**Problem description**
Check each line of the material below for "marker". Report how many have it, with no other words.
== Listed entries ==
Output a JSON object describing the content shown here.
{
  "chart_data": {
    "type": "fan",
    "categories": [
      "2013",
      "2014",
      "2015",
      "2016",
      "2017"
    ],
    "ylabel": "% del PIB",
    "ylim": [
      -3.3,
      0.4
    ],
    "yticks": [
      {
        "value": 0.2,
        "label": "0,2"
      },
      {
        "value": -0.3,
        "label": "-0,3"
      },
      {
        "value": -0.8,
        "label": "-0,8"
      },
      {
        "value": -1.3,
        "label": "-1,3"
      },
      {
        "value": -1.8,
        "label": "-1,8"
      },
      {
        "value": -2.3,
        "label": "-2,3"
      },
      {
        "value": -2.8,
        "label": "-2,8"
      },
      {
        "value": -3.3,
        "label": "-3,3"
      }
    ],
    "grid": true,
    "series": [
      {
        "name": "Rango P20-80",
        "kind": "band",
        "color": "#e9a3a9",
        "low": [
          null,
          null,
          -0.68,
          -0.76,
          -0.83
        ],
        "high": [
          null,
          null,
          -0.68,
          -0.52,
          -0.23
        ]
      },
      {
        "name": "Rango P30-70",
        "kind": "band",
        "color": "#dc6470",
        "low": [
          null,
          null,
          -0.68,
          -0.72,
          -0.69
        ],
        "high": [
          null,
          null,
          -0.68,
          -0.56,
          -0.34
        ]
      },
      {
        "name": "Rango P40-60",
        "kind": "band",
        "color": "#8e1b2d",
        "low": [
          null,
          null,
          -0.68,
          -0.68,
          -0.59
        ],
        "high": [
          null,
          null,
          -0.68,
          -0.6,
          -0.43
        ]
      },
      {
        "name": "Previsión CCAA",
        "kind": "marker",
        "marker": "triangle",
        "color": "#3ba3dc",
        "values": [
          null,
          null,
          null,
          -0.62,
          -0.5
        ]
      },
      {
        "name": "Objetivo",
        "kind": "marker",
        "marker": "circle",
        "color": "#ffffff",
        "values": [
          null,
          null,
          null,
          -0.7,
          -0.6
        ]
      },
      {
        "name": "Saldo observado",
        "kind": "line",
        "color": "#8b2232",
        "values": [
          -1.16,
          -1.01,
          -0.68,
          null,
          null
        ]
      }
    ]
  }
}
===
**Correct response**
4